Instructions for the task: In the material below, list every line carrying the string "pallet".

Given records:
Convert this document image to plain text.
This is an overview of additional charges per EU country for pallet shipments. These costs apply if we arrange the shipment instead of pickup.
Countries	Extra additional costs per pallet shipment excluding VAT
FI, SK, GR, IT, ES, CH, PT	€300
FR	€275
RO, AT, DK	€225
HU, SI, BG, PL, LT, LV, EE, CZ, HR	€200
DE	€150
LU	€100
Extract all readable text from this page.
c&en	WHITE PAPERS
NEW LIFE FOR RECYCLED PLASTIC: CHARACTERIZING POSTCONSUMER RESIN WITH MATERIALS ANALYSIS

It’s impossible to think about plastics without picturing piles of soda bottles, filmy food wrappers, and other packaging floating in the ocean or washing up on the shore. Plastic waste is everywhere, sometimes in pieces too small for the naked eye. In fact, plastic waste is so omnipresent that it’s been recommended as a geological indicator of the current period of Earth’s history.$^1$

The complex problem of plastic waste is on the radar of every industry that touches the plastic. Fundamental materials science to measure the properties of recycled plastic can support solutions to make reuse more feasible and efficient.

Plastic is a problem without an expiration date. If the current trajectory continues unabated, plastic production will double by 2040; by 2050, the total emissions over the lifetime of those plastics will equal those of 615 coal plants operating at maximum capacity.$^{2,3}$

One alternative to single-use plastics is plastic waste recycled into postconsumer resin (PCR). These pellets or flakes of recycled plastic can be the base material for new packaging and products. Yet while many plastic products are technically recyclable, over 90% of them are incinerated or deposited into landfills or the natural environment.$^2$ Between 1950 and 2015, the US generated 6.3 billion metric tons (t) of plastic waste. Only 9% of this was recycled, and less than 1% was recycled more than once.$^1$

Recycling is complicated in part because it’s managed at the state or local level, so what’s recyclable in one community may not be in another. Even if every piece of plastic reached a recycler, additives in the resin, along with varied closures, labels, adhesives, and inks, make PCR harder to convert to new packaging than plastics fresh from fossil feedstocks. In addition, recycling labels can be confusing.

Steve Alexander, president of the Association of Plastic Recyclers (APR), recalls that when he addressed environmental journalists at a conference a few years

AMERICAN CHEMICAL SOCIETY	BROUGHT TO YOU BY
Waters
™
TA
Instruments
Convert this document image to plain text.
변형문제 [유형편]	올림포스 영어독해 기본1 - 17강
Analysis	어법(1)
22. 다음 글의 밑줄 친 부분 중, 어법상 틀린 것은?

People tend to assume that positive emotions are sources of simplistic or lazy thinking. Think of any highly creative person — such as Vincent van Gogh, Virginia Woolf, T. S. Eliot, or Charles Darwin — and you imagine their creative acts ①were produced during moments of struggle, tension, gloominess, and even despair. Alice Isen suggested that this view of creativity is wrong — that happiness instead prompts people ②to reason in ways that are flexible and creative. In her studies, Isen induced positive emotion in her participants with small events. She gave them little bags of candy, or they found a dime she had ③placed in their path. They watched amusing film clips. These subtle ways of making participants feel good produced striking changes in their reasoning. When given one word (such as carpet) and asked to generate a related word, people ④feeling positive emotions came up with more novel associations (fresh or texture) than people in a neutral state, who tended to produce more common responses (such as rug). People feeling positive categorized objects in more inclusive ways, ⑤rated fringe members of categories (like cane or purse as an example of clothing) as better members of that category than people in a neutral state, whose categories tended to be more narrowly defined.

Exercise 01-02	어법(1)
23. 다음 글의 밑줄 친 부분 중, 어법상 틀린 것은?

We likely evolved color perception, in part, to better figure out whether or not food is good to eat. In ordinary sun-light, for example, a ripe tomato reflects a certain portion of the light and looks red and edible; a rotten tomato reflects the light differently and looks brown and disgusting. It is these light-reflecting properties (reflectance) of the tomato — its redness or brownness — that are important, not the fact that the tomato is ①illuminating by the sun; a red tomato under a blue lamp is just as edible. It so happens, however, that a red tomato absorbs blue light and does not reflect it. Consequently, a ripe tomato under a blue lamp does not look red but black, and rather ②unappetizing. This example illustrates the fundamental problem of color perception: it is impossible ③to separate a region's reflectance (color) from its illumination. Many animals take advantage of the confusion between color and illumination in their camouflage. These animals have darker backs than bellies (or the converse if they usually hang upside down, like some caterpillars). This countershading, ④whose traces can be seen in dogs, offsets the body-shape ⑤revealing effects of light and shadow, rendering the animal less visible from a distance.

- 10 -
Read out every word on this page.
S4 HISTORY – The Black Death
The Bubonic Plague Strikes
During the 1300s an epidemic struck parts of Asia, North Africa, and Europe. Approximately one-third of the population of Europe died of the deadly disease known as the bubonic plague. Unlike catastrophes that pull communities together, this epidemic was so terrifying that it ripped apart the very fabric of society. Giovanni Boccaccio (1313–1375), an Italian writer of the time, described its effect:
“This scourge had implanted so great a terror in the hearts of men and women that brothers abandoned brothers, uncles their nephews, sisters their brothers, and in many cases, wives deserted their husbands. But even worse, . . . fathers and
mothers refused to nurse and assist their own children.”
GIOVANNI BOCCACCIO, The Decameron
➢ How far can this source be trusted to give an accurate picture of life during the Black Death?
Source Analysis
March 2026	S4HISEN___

Answer for the task:
This is an overview of additional charges per EU country for pallet shipments. These costs apply if we arrange the shipment instead of pickup.
Countries	Extra additional costs per pallet shipment excluding VAT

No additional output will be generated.